[Data entries]
====
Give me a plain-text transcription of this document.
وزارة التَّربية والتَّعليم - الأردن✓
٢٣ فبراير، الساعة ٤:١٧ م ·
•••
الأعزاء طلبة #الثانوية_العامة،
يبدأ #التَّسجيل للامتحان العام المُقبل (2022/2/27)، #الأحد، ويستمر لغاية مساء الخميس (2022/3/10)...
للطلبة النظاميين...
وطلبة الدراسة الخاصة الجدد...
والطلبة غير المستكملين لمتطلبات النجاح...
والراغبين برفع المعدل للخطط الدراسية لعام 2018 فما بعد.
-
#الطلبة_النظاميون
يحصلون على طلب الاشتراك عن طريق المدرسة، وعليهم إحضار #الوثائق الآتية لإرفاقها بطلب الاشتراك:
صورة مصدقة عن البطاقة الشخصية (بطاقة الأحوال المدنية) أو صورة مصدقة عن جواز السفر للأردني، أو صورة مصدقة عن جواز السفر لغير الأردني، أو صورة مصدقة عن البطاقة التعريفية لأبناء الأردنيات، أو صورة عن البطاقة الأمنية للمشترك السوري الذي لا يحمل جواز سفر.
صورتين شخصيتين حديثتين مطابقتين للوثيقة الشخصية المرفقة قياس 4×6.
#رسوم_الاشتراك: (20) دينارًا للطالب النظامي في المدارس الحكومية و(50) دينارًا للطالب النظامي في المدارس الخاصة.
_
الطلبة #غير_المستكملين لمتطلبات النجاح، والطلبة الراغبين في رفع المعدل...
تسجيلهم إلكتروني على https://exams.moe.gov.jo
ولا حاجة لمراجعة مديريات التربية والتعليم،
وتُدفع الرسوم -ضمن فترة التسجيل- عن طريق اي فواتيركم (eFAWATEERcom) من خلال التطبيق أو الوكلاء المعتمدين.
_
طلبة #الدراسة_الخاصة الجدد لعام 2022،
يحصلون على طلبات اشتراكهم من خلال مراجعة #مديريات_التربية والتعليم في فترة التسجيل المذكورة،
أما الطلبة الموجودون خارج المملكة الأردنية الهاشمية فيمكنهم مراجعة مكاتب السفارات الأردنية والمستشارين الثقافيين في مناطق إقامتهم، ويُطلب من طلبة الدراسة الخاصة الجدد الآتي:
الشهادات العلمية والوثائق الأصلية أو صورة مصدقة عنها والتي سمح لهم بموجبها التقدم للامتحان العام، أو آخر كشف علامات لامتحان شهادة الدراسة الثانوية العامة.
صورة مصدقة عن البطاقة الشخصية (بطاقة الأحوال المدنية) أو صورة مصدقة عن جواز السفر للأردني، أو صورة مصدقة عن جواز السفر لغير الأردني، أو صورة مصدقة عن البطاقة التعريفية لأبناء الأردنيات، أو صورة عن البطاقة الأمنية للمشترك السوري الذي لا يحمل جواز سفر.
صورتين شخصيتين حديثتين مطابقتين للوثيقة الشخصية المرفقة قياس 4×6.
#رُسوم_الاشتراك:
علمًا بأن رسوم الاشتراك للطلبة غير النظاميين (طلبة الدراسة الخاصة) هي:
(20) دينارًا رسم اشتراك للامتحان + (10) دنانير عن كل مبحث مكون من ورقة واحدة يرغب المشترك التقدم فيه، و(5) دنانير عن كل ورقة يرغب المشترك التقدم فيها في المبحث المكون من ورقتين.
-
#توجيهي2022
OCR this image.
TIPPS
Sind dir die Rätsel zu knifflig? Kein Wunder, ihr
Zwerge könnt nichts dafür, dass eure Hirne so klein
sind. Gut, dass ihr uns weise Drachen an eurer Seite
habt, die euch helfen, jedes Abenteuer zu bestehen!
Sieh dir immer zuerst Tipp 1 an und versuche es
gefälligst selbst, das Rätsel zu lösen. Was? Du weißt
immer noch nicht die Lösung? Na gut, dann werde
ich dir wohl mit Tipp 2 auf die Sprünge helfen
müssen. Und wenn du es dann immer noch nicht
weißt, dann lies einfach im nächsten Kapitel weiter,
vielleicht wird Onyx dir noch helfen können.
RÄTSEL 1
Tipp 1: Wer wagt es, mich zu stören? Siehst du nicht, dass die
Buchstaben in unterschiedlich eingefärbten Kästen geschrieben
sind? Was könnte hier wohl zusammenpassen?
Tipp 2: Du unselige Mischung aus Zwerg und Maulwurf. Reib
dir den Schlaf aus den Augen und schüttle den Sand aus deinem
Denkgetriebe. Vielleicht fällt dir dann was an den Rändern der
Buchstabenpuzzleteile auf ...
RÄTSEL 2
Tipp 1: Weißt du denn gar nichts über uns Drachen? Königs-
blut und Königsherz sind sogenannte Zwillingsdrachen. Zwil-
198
====
* [EXERCISE GOAL]: Search the listing above for the string "wohl". Copy every line that contains it.

* [SOLUTION TO THE EXERCISE]:
ich dir wohl mit Tipp 2 auf die Sprünge helfen
sind? Was könnte hier wohl zusammenpassen?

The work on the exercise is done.